> **GIVEN PROBLEM**
Quote every line below exactly as it reads.

> **Stored records**
···

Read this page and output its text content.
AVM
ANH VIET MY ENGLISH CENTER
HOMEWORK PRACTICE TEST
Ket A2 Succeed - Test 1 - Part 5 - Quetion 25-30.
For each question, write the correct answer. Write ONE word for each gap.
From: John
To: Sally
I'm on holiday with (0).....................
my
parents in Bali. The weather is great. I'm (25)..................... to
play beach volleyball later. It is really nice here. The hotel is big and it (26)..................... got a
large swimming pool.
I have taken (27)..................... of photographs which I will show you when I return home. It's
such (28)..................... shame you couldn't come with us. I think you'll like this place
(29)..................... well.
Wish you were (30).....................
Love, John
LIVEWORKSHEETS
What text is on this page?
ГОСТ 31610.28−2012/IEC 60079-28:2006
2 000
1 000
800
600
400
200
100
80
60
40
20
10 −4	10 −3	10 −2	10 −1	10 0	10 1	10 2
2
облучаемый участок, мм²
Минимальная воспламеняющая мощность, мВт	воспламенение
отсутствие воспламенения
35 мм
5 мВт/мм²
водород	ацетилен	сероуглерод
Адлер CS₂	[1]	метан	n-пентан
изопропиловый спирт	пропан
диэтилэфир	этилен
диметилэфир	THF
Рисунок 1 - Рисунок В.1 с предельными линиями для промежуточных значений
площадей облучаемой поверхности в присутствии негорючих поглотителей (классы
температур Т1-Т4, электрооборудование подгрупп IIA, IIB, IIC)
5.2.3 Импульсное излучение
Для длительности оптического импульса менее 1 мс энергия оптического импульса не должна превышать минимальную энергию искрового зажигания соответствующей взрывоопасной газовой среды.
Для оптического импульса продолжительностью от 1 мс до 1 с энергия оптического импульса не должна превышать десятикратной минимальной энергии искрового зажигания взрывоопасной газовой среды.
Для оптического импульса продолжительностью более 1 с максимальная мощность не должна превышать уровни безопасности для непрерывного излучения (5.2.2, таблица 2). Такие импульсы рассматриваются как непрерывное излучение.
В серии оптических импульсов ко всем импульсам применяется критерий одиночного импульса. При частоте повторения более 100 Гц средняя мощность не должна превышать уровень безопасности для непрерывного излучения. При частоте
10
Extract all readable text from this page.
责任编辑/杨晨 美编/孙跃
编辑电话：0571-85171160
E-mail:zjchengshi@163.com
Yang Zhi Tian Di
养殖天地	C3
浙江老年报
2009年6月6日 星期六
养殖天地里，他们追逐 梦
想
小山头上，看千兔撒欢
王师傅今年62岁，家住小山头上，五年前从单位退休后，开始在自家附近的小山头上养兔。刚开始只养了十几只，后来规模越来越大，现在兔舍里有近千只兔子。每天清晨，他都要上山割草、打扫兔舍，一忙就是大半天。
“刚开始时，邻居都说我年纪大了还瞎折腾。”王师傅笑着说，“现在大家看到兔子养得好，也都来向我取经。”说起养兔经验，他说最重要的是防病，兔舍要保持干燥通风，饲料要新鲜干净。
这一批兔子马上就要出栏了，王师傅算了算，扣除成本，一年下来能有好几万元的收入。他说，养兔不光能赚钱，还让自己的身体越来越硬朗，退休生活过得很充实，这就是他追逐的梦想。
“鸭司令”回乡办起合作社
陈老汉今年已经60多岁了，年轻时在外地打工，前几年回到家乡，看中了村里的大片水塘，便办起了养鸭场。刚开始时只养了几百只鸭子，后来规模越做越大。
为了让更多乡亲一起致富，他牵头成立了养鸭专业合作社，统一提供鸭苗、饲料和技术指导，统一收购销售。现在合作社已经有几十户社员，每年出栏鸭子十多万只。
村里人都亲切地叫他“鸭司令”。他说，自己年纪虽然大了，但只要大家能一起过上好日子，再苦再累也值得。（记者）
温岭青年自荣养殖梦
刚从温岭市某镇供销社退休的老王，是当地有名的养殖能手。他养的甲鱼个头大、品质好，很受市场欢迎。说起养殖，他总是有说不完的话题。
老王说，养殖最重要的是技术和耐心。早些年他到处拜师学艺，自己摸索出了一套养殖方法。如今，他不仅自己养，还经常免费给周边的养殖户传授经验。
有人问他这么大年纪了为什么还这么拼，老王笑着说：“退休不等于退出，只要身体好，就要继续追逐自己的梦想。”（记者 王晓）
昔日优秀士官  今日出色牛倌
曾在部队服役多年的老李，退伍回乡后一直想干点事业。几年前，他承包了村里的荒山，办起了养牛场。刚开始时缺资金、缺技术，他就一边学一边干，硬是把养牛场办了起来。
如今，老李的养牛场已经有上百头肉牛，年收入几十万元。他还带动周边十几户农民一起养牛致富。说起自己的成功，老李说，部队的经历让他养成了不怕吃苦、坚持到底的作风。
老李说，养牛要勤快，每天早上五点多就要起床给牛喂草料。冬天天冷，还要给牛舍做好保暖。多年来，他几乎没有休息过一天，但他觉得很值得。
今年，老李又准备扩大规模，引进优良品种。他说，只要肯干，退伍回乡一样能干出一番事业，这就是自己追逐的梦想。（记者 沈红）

···

> **RESULT FOR THIS TASK**
Read this page and output its text content.
AVM
ANH VIET MY ENGLISH CENTER
HOMEWORK PRACTICE TEST
Ket A2 Succeed - Test 1 - Part 5 - Quetion 25-30.
For each question, write the correct answer. Write ONE word for each gap.
From: John
To: Sally
I'm on holiday with (0).....................
my
parents in Bali. The weather is great. I'm (25)..................... to
play beach volleyball later. It is really nice here. The hotel is big and it (26)..................... got a
large swimming pool.
I have taken (27)..................... of photographs which I will show you when I return home. It's
such (28)..................... shame you couldn't come with us. I think you'll like this place
(29)..................... well.
Wish you were (30).....................
Love, John
LIVEWORKSHEETS
What text is on this page?
ГОСТ 31610.28−2012/IEC 60079-28:2006
2 000
1 000
800
600
400
200
100
80
60
40
20
10 −4	10 −3	10 −2	10 −1	10 0	10 1	10 2
2
облучаемый участок, мм²
Минимальная воспламеняющая мощность, мВт	воспламенение
отсутствие воспламенения
35 мм
5 мВт/мм²
водород	ацетилен	сероуглерод
Адлер CS₂	[1]	метан	n-пентан
изопропиловый спирт	пропан
диэтилэфир	этилен
диметилэфир	THF
Рисунок 1 - Рисунок В.1 с предельными линиями для промежуточных значений
площадей облучаемой поверхности в присутствии негорючих поглотителей (классы
температур Т1-Т4, электрооборудование подгрупп IIA, IIB, IIC)
5.2.3 Импульсное излучение
Для длительности оптического импульса менее 1 мс энергия оптического импульса не должна превышать минимальную энергию искрового зажигания соответствующей взрывоопасной газовой среды.
Для оптического импульса продолжительностью от 1 мс до 1 с энергия оптического импульса не должна превышать десятикратной минимальной энергии искрового зажигания взрывоопасной газовой среды.
Для оптического импульса продолжительностью более 1 с максимальная мощность не должна превышать уровни безопасности для непрерывного излучения (5.2.2, таблица 2). Такие импульсы рассматриваются как непрерывное излучение.
В серии оптических импульсов ко всем импульсам применяется критерий одиночного импульса. При частоте повторения более 100 Гц средняя мощность не должна превышать уровень безопасности для непрерывного излучения. При частоте
10
Extract all readable text from this page.
责任编辑/杨晨 美编/孙跃
编辑电话：0571-85171160
E-mail:zjchengshi@163.com
Yang Zhi Tian Di
养殖天地	C3
浙江老年报
2009年6月6日 星期六
养殖天地里，他们追逐 梦
想
小山头上，看千兔撒欢
王师傅今年62岁，家住小山头上，五年前从单位退休后，开始在自家附近的小山头上养兔。刚开始只养了十几只，后来规模越来越大，现在兔舍里有近千只兔子。每天清晨，他都要上山割草、打扫兔舍，一忙就是大半天。
“刚开始时，邻居都说我年纪大了还瞎折腾。”王师傅笑着说，“现在大家看到兔子养得好，也都来向我取经。”说起养兔经验，他说最重要的是防病，兔舍要保持干燥通风，饲料要新鲜干净。
这一批兔子马上就要出栏了，王师傅算了算，扣除成本，一年下来能有好几万元的收入。他说，养兔不光能赚钱，还让自己的身体越来越硬朗，退休生活过得很充实，这就是他追逐的梦想。
“鸭司令”回乡办起合作社
陈老汉今年已经60多岁了，年轻时在外地打工，前几年回到家乡，看中了村里的大片水塘，便办起了养鸭场。刚开始时只养了几百只鸭子，后来规模越做越大。
为了让更多乡亲一起致富，他牵头成立了养鸭专业合作社，统一提供鸭苗、饲料和技术指导，统一收购销售。现在合作社已经有几十户社员，每年出栏鸭子十多万只。
村里人都亲切地叫他“鸭司令”。他说，自己年纪虽然大了，但只要大家能一起过上好日子，再苦再累也值得。（记者）
温岭青年自荣养殖梦
刚从温岭市某镇供销社退休的老王，是当地有名的养殖能手。他养的甲鱼个头大、品质好，很受市场欢迎。说起养殖，他总是有说不完的话题。
老王说，养殖最重要的是技术和耐心。早些年他到处拜师学艺，自己摸索出了一套养殖方法。如今，他不仅自己养，还经常免费给周边的养殖户传授经验。
有人问他这么大年纪了为什么还这么拼，老王笑着说：“退休不等于退出，只要身体好，就要继续追逐自己的梦想。”（记者 王晓）
昔日优秀士官  今日出色牛倌
曾在部队服役多年的老李，退伍回乡后一直想干点事业。几年前，他承包了村里的荒山，办起了养牛场。刚开始时缺资金、缺技术，他就一边学一边干，硬是把养牛场办了起来。
如今，老李的养牛场已经有上百头肉牛，年收入几十万元。他还带动周边十几户农民一起养牛致富。说起自己的成功，老李说，部队的经历让他养成了不怕吃苦、坚持到底的作风。
老李说，养牛要勤快，每天早上五点多就要起床给牛喂草料。冬天天冷，还要给牛舍做好保暖。多年来，他几乎没有休息过一天，但他觉得很值得。
今年，老李又准备扩大规模，引进优良品种。他说，只要肯干，退伍回乡一样能干出一番事业，这就是自己追逐的梦想。（记者 沈红）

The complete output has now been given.